- _Material for this exercise_:
☆ ☆ ☆ ☆
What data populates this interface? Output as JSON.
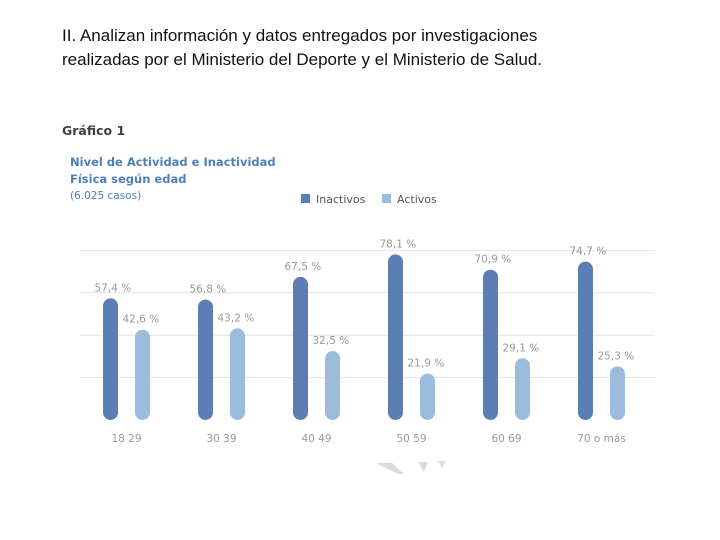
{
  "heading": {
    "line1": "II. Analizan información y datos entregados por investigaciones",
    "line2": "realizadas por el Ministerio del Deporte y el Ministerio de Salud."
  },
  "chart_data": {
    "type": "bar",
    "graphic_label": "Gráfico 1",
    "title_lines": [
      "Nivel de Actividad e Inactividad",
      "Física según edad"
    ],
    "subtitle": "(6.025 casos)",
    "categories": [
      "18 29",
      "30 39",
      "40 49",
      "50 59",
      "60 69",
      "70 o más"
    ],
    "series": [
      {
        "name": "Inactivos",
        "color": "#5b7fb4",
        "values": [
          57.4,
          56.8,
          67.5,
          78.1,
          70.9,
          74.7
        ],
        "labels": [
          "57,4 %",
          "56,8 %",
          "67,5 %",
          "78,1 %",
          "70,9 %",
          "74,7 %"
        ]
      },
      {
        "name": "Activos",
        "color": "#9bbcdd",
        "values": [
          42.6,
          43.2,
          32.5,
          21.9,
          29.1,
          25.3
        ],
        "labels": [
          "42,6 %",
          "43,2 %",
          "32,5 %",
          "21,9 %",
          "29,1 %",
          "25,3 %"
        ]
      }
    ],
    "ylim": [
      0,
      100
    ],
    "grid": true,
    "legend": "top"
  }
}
☆ ☆ ☆ ☆
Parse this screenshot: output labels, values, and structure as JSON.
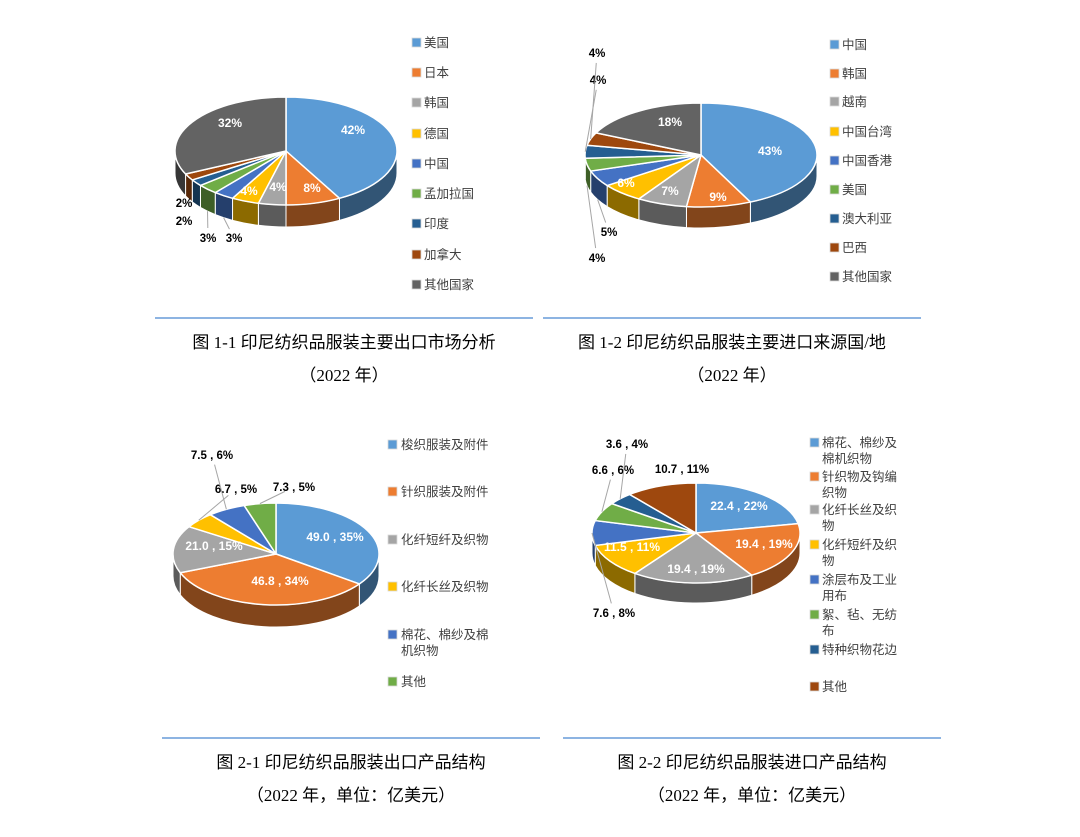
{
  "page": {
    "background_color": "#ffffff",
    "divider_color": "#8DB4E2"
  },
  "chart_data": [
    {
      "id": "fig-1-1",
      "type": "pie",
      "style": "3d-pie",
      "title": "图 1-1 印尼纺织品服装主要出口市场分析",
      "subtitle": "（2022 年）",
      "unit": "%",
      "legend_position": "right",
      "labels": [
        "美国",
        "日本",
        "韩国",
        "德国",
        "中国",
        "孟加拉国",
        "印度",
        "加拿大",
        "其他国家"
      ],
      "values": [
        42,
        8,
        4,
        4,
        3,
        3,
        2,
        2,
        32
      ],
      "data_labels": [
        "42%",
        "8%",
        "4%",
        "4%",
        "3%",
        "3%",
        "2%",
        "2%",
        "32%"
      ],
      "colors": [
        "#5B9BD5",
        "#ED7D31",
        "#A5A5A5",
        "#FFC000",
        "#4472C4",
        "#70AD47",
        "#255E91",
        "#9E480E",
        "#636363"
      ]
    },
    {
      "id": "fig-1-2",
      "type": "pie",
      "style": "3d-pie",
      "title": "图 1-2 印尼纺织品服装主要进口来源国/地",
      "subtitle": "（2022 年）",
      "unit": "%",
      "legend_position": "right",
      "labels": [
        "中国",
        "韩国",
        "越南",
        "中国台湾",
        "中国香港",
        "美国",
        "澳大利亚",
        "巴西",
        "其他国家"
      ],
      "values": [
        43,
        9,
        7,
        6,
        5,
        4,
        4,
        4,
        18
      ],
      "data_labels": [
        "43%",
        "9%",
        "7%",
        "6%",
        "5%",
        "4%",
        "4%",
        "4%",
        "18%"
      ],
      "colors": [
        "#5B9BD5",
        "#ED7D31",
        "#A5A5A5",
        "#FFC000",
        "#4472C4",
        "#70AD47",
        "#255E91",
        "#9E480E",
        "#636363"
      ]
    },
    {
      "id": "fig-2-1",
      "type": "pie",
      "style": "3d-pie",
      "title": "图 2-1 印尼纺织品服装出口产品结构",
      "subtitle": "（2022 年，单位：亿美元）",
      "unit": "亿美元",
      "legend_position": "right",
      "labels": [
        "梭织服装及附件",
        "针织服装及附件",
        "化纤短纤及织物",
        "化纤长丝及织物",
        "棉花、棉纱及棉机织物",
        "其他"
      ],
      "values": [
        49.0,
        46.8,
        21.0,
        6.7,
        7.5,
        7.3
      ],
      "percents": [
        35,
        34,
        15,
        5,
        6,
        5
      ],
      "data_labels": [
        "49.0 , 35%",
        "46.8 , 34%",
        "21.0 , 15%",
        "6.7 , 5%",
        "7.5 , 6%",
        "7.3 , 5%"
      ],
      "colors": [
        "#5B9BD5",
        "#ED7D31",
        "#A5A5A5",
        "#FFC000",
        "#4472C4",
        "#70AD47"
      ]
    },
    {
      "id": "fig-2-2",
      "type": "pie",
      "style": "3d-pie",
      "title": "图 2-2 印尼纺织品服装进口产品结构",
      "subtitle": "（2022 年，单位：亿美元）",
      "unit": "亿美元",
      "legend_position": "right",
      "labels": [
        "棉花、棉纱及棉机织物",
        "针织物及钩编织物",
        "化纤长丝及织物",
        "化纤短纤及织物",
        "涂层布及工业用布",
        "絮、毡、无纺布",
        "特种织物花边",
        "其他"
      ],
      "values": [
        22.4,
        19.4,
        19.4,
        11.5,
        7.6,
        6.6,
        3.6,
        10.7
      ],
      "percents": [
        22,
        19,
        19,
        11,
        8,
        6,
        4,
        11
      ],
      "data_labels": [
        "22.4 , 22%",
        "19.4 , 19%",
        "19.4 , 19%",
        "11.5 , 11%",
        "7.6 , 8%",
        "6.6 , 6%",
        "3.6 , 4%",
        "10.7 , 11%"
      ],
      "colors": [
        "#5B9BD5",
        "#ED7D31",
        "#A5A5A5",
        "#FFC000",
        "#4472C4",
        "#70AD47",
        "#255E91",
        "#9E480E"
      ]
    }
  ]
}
☆ ☆ ☆ ☆
- _Work instructions_:
In the entries above, identify every line with the string "JSON".

- _Task result_:
What data populates this interface? Output as JSON.
Parse this screenshot: output labels, values, and structure as JSON.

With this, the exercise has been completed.